- Set exercise: Say the number of lines containing the string "courts", and say nothing else.

- Records for processing:
◇ ◇ ◇ ◇

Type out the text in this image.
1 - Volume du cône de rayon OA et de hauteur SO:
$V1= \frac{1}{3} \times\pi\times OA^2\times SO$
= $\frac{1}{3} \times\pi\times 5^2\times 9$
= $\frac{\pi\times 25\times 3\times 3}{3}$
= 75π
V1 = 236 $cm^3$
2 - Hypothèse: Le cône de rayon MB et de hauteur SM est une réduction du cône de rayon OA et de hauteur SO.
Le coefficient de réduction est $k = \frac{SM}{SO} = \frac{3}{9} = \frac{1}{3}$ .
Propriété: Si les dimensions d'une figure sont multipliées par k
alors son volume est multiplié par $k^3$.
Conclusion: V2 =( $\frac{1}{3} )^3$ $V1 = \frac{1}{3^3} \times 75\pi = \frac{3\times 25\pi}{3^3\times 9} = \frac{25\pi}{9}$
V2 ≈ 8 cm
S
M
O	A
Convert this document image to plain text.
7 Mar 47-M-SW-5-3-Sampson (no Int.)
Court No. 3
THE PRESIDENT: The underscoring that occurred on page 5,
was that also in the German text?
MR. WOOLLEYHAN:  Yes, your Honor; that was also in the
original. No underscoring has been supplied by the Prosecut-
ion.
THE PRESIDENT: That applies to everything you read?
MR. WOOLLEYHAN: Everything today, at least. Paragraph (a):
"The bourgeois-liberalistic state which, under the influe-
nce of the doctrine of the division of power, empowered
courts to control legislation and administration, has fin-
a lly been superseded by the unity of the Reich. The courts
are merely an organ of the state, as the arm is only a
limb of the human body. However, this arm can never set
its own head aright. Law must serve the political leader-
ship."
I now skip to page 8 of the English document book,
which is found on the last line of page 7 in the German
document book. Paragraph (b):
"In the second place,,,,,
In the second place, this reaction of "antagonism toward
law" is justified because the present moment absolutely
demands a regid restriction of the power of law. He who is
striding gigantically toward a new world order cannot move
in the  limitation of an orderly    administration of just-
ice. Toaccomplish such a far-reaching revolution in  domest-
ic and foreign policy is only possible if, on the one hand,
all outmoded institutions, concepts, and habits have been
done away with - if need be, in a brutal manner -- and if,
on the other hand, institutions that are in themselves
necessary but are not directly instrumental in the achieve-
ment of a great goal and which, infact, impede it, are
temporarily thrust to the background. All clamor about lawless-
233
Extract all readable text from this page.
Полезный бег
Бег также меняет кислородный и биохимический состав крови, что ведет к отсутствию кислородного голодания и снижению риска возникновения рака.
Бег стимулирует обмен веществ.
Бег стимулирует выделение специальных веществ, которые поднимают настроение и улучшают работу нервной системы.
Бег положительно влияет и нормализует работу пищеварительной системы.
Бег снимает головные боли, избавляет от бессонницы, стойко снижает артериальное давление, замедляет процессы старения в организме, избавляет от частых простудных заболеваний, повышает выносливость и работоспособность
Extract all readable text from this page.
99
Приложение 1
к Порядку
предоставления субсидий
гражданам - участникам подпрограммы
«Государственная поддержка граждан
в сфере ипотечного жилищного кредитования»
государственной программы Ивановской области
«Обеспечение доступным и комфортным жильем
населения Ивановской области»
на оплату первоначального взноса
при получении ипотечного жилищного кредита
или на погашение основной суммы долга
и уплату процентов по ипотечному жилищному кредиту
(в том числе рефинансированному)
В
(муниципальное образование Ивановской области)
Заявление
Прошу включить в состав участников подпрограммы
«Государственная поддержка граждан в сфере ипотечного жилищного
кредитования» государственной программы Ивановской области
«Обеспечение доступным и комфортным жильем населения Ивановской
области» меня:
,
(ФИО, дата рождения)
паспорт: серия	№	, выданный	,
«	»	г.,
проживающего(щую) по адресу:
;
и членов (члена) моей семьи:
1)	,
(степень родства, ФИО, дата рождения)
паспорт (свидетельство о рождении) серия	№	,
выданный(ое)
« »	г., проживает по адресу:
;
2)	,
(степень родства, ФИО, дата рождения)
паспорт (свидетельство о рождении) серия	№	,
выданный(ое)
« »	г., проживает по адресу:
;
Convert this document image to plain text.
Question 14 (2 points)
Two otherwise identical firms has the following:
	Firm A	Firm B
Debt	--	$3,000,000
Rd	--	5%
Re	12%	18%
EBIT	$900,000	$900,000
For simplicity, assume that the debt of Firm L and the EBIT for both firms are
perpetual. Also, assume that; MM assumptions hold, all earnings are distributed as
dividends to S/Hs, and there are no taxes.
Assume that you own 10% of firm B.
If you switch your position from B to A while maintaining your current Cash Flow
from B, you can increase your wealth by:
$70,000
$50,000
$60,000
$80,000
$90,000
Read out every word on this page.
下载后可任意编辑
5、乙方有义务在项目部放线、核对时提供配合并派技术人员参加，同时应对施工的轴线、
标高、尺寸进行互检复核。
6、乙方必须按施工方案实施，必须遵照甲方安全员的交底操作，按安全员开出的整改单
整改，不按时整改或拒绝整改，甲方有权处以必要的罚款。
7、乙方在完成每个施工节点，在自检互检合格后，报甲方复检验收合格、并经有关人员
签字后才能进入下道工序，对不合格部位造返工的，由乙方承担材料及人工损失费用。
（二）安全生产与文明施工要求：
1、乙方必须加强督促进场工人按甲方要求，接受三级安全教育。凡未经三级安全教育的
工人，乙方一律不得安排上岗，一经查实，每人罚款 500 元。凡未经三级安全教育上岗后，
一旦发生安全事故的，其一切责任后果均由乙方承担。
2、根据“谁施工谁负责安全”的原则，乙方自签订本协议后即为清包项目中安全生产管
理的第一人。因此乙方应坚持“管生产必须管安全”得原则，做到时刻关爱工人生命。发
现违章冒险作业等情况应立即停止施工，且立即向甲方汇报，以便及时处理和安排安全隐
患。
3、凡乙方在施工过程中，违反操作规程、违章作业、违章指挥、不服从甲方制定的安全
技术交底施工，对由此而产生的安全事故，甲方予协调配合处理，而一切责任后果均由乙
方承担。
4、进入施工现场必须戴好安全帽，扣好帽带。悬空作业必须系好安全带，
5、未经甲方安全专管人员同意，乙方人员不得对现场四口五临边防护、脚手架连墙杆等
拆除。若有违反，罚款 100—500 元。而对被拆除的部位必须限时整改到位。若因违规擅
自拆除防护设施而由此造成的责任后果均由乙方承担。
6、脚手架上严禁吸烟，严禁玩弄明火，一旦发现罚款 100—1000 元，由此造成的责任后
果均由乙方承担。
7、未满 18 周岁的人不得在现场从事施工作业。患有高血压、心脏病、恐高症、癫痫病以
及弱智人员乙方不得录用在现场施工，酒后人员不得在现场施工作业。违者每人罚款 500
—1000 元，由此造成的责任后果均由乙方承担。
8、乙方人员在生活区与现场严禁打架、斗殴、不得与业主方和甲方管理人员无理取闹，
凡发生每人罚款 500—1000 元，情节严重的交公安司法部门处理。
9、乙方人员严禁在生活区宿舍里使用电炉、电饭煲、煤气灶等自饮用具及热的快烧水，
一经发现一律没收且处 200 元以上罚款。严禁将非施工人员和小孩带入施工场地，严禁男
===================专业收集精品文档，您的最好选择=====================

◇ ◇ ◇ ◇

- Finished task: 2